#### [Exercise task]
Every line below that mentions the word "Total" should be copied out.

-- begin The data --

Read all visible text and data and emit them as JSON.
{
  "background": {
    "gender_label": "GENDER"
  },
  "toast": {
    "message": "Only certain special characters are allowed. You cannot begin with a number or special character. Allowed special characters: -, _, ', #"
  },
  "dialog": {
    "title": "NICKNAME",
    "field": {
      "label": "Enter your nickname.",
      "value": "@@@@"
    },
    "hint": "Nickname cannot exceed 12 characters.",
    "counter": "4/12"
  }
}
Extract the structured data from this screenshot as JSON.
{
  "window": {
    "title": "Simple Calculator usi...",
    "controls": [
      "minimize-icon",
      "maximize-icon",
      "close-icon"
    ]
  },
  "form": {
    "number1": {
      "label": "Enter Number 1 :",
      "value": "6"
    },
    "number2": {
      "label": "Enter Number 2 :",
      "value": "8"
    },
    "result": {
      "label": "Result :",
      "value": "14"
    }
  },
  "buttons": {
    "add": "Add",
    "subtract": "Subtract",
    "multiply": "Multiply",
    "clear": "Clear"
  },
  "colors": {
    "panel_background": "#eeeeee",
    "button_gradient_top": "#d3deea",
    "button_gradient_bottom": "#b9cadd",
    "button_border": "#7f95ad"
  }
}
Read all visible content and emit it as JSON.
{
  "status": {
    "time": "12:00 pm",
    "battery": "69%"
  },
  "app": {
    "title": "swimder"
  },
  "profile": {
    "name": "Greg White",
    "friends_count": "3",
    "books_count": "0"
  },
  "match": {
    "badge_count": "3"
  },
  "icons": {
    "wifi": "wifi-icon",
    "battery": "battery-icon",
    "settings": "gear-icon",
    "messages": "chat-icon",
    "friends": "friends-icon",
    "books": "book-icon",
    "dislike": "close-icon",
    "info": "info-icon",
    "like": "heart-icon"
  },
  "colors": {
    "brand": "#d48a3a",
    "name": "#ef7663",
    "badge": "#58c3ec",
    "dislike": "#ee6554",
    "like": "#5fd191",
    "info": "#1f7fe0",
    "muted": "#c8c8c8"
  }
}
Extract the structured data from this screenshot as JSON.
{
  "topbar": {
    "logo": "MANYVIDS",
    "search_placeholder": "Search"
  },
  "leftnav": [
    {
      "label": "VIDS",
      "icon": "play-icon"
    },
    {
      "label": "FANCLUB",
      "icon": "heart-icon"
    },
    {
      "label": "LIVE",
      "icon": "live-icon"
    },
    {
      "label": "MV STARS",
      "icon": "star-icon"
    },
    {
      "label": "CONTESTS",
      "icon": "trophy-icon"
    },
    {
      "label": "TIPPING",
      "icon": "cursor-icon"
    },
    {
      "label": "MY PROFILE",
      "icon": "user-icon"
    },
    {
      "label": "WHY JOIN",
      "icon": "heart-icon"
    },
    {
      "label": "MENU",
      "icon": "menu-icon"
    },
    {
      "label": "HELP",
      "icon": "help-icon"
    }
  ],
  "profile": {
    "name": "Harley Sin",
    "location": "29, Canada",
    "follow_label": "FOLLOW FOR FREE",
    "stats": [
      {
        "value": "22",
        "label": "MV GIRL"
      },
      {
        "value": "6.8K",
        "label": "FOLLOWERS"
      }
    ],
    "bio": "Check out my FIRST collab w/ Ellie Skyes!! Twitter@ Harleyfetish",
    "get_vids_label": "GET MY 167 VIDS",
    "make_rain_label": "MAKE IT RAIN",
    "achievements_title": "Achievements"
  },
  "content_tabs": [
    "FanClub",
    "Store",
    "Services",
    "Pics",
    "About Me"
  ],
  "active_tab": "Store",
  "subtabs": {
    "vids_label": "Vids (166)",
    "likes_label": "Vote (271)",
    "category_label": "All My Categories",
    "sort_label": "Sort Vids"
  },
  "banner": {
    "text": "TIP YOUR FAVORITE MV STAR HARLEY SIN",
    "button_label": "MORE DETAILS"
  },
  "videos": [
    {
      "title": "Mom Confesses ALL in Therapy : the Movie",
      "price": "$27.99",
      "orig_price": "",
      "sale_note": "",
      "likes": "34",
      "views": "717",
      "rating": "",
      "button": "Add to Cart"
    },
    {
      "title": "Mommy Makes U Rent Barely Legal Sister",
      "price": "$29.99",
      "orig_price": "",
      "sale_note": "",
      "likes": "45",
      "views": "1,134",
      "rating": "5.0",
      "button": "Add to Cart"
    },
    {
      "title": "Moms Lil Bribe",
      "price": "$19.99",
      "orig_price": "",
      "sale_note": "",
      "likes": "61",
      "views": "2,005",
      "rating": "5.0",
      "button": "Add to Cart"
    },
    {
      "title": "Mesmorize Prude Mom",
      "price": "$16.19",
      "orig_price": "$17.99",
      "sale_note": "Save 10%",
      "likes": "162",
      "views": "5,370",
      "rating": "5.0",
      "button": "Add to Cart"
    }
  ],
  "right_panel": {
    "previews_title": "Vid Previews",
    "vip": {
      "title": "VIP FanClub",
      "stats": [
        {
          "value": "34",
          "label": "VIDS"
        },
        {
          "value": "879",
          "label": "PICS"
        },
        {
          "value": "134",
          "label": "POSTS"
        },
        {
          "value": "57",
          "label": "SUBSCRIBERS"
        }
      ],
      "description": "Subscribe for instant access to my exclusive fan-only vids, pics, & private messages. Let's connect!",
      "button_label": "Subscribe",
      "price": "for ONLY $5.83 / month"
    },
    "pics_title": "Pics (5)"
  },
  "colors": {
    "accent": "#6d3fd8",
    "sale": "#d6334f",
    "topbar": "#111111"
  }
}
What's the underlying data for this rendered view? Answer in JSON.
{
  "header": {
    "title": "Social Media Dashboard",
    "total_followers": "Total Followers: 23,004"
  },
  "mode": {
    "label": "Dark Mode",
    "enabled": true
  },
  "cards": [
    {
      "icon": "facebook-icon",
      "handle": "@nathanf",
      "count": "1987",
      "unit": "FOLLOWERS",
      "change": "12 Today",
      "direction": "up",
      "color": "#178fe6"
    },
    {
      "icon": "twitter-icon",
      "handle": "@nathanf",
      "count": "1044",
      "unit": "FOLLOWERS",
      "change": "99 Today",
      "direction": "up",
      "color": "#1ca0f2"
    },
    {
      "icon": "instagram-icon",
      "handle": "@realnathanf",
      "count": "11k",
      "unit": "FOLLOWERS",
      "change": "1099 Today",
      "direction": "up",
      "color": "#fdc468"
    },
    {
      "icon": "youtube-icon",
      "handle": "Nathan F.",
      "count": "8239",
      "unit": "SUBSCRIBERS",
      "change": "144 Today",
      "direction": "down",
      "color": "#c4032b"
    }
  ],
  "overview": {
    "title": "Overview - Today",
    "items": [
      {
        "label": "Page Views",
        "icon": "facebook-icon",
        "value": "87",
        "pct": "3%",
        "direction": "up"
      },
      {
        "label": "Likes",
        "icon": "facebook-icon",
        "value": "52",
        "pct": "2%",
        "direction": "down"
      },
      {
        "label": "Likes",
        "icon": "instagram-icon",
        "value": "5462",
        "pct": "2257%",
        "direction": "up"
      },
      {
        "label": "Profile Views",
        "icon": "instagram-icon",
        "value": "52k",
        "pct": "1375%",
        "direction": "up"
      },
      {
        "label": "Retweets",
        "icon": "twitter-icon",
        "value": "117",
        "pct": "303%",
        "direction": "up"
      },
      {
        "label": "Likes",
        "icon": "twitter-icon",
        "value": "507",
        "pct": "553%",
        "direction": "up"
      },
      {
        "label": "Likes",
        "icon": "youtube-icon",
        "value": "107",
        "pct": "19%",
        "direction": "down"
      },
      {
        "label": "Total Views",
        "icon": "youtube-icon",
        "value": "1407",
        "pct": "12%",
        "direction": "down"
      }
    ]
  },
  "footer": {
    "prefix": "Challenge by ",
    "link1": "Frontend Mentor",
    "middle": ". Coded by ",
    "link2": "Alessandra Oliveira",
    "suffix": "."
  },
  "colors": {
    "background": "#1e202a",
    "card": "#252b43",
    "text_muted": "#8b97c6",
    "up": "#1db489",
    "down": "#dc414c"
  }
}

-- end The data --

#### [Complete response]
    "total_followers": "Total Followers: 23,004"
        "label": "Total Views",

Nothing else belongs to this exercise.